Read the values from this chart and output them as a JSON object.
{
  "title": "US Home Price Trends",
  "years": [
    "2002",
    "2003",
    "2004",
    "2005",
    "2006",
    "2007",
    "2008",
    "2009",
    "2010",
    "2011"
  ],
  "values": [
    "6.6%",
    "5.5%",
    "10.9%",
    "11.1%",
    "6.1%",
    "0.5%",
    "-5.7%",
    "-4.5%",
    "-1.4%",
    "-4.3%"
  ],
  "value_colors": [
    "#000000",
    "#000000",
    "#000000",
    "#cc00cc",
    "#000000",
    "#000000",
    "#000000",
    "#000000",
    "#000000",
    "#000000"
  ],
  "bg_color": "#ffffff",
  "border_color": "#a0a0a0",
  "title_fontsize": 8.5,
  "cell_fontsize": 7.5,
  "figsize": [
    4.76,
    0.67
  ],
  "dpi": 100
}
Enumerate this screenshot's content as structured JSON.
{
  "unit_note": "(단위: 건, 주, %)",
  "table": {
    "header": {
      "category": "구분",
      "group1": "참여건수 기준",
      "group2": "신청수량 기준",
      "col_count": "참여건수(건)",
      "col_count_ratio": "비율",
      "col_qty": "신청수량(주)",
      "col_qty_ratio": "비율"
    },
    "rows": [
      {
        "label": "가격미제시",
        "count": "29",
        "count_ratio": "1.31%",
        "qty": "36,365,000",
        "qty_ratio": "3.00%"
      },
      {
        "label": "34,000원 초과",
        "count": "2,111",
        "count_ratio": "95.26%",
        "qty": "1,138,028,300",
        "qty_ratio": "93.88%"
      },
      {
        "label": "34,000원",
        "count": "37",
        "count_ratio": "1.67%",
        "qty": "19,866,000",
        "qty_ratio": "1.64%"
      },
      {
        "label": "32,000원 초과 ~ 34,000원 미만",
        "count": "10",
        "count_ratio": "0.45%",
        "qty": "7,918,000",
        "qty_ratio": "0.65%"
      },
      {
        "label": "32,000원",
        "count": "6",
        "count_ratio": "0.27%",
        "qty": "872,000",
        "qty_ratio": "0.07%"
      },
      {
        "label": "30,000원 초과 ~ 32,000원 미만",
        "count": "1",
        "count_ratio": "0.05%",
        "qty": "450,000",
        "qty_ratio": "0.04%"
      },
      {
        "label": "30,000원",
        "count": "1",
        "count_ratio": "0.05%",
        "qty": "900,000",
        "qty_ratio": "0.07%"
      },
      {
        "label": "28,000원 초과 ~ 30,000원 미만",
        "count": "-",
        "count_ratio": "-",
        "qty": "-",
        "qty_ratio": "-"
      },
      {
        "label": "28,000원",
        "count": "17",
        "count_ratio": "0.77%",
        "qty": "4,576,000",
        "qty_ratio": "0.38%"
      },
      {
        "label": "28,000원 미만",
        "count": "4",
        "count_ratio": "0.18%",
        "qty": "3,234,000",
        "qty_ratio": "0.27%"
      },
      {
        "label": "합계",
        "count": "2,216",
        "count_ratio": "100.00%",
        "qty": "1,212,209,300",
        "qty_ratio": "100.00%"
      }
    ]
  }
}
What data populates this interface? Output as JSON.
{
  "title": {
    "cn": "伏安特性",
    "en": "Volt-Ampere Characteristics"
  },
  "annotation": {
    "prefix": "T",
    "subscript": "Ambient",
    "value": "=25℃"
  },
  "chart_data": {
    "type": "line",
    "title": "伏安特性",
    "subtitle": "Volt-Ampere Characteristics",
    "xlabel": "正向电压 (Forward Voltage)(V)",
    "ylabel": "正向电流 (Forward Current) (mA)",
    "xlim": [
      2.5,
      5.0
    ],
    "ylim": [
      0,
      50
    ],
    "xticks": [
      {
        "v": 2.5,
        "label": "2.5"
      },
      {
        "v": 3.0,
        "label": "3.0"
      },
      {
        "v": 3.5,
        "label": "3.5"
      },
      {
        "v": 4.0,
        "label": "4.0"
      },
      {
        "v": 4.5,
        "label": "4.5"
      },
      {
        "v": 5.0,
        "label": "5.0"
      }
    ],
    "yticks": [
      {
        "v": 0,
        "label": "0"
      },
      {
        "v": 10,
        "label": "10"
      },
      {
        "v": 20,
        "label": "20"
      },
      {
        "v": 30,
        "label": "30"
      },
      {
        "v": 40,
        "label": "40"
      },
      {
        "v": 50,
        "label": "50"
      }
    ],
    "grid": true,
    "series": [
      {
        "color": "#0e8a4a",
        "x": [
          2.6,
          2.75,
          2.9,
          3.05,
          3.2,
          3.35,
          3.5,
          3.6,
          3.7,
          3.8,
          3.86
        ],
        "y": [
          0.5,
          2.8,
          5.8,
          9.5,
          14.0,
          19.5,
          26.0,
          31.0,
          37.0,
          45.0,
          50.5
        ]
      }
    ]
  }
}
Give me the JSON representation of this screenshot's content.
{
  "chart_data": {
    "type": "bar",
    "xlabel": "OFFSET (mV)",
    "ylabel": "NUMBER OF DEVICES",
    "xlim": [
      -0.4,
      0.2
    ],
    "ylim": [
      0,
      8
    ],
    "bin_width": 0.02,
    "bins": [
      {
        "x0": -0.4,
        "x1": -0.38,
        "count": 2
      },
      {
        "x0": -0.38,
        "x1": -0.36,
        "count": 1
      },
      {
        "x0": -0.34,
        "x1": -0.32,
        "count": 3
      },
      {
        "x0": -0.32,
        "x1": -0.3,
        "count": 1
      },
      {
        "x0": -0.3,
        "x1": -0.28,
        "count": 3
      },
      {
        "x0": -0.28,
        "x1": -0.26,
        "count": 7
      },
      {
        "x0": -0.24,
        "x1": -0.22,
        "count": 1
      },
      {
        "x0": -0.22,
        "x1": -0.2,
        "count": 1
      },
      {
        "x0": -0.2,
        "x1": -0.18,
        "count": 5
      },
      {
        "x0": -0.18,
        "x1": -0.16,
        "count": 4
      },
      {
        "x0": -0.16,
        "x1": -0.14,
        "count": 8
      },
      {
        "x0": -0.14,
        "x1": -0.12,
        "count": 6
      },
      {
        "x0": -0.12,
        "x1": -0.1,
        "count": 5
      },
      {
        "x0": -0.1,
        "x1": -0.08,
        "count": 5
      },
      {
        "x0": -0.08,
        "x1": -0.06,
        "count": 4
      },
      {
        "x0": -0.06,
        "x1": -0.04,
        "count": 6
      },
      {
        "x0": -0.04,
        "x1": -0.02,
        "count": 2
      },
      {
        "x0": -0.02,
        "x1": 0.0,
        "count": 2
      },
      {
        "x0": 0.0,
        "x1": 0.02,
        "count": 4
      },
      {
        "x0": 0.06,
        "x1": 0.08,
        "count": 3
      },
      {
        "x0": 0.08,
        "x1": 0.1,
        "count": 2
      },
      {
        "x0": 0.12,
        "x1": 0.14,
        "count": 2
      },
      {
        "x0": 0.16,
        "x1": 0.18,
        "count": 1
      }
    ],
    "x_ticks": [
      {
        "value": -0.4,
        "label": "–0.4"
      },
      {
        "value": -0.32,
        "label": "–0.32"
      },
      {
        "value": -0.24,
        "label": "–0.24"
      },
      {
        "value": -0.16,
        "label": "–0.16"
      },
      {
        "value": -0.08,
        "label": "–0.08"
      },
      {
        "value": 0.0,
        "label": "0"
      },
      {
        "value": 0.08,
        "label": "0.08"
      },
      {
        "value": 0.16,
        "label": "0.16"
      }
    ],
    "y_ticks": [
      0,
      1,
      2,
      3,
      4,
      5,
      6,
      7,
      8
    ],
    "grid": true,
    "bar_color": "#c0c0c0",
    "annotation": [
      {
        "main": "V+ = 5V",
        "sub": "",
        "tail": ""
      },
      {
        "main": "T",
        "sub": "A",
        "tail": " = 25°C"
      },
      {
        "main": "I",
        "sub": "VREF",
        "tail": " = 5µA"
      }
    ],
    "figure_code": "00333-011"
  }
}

◆ PROBLEM ◆
Look through the material above. Copy each line where the word "Characteristics" appears.

◆ EXPECTED OUTPUT ◆
    "en": "Volt-Ampere Characteristics"
    "subtitle": "Volt-Ampere Characteristics",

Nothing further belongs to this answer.